● What you have to do
Please give the listing again in its entirety, exactly as written.

Raw data start

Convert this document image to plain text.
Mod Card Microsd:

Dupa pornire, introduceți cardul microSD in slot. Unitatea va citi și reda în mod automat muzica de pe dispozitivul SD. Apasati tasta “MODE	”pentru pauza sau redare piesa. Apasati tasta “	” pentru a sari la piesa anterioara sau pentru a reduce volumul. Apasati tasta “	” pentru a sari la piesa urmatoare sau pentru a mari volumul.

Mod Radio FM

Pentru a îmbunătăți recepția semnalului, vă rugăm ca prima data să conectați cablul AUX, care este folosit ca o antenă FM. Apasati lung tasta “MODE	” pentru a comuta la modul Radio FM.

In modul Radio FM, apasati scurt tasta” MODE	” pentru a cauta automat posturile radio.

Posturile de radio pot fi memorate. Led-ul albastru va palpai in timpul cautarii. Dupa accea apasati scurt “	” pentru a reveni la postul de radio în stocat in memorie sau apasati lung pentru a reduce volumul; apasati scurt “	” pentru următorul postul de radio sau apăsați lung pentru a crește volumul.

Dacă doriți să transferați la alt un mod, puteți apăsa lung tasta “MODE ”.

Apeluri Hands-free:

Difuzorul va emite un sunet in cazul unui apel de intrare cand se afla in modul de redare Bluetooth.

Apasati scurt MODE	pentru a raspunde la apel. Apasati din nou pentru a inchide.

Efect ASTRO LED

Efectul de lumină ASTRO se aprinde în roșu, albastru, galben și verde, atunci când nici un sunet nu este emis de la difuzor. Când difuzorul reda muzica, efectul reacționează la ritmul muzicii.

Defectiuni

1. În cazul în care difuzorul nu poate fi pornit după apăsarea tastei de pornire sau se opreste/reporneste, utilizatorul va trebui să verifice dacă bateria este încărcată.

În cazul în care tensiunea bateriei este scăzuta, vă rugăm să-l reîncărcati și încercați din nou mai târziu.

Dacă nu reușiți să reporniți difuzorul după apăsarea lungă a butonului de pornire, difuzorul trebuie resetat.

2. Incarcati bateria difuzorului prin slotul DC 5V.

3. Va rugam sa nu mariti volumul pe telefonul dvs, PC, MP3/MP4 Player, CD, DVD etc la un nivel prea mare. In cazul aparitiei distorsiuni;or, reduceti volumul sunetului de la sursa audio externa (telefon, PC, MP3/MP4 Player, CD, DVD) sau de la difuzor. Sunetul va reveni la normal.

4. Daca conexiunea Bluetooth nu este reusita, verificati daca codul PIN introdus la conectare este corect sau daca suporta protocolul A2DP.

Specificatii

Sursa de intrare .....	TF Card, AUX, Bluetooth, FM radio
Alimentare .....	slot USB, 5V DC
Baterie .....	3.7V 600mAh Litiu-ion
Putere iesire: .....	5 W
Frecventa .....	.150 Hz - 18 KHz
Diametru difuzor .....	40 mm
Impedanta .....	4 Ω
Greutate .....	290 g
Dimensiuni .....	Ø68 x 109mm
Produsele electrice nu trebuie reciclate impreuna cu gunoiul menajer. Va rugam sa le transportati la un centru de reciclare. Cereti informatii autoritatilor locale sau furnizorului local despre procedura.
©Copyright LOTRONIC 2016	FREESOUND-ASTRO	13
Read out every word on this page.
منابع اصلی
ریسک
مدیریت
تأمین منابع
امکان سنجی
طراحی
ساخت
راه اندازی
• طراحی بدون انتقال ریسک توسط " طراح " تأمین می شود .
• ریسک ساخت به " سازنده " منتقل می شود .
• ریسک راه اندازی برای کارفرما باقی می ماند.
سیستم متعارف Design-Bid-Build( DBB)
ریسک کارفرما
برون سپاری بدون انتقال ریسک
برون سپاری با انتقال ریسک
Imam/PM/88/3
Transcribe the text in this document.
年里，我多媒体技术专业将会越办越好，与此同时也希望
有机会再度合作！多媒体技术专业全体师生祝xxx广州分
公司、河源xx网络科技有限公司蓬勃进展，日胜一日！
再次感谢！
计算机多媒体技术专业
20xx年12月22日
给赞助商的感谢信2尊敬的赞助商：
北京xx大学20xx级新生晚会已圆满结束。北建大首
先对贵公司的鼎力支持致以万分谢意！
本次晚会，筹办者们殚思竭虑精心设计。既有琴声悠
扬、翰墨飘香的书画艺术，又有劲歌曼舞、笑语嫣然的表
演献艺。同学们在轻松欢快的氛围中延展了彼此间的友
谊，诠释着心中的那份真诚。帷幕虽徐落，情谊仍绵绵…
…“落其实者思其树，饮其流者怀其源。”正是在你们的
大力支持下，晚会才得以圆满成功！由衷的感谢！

Raw data end

● Exercise output
Convert this document image to plain text.
Mod Card Microsd:

Dupa pornire, introduceți cardul microSD in slot. Unitatea va citi și reda în mod automat muzica de pe dispozitivul SD. Apasati tasta “MODE	”pentru pauza sau redare piesa. Apasati tasta “	” pentru a sari la piesa anterioara sau pentru a reduce volumul. Apasati tasta “	” pentru a sari la piesa urmatoare sau pentru a mari volumul.

Mod Radio FM

Pentru a îmbunătăți recepția semnalului, vă rugăm ca prima data să conectați cablul AUX, care este folosit ca o antenă FM. Apasati lung tasta “MODE	” pentru a comuta la modul Radio FM.

In modul Radio FM, apasati scurt tasta” MODE	” pentru a cauta automat posturile radio.

Posturile de radio pot fi memorate. Led-ul albastru va palpai in timpul cautarii. Dupa accea apasati scurt “	” pentru a reveni la postul de radio în stocat in memorie sau apasati lung pentru a reduce volumul; apasati scurt “	” pentru următorul postul de radio sau apăsați lung pentru a crește volumul.

Dacă doriți să transferați la alt un mod, puteți apăsa lung tasta “MODE ”.

Apeluri Hands-free:

Difuzorul va emite un sunet in cazul unui apel de intrare cand se afla in modul de redare Bluetooth.

Apasati scurt MODE	pentru a raspunde la apel. Apasati din nou pentru a inchide.

Efect ASTRO LED

Efectul de lumină ASTRO se aprinde în roșu, albastru, galben și verde, atunci când nici un sunet nu este emis de la difuzor. Când difuzorul reda muzica, efectul reacționează la ritmul muzicii.

Defectiuni

1. În cazul în care difuzorul nu poate fi pornit după apăsarea tastei de pornire sau se opreste/reporneste, utilizatorul va trebui să verifice dacă bateria este încărcată.

În cazul în care tensiunea bateriei este scăzuta, vă rugăm să-l reîncărcati și încercați din nou mai târziu.

Dacă nu reușiți să reporniți difuzorul după apăsarea lungă a butonului de pornire, difuzorul trebuie resetat.

2. Incarcati bateria difuzorului prin slotul DC 5V.

3. Va rugam sa nu mariti volumul pe telefonul dvs, PC, MP3/MP4 Player, CD, DVD etc la un nivel prea mare. In cazul aparitiei distorsiuni;or, reduceti volumul sunetului de la sursa audio externa (telefon, PC, MP3/MP4 Player, CD, DVD) sau de la difuzor. Sunetul va reveni la normal.

4. Daca conexiunea Bluetooth nu este reusita, verificati daca codul PIN introdus la conectare este corect sau daca suporta protocolul A2DP.

Specificatii

Sursa de intrare .....	TF Card, AUX, Bluetooth, FM radio
Alimentare .....	slot USB, 5V DC
Baterie .....	3.7V 600mAh Litiu-ion
Putere iesire: .....	5 W
Frecventa .....	.150 Hz - 18 KHz
Diametru difuzor .....	40 mm
Impedanta .....	4 Ω
Greutate .....	290 g
Dimensiuni .....	Ø68 x 109mm
Produsele electrice nu trebuie reciclate impreuna cu gunoiul menajer. Va rugam sa le transportati la un centru de reciclare. Cereti informatii autoritatilor locale sau furnizorului local despre procedura.
©Copyright LOTRONIC 2016	FREESOUND-ASTRO	13
Read out every word on this page.
منابع اصلی
ریسک
مدیریت
تأمین منابع
امکان سنجی
طراحی
ساخت
راه اندازی
• طراحی بدون انتقال ریسک توسط " طراح " تأمین می شود .
• ریسک ساخت به " سازنده " منتقل می شود .
• ریسک راه اندازی برای کارفرما باقی می ماند.
سیستم متعارف Design-Bid-Build( DBB)
ریسک کارفرما
برون سپاری بدون انتقال ریسک
برون سپاری با انتقال ریسک
Imam/PM/88/3
Transcribe the text in this document.
年里，我多媒体技术专业将会越办越好，与此同时也希望
有机会再度合作！多媒体技术专业全体师生祝xxx广州分
公司、河源xx网络科技有限公司蓬勃进展，日胜一日！
再次感谢！
计算机多媒体技术专业
20xx年12月22日
给赞助商的感谢信2尊敬的赞助商：
北京xx大学20xx级新生晚会已圆满结束。北建大首
先对贵公司的鼎力支持致以万分谢意！
本次晚会，筹办者们殚思竭虑精心设计。既有琴声悠
扬、翰墨飘香的书画艺术，又有劲歌曼舞、笑语嫣然的表
演献艺。同学们在轻松欢快的氛围中延展了彼此间的友
谊，诠释着心中的那份真诚。帷幕虽徐落，情谊仍绵绵…
…“落其实者思其树，饮其流者怀其源。”正是在你们的
大力支持下，晚会才得以圆满成功！由衷的感谢！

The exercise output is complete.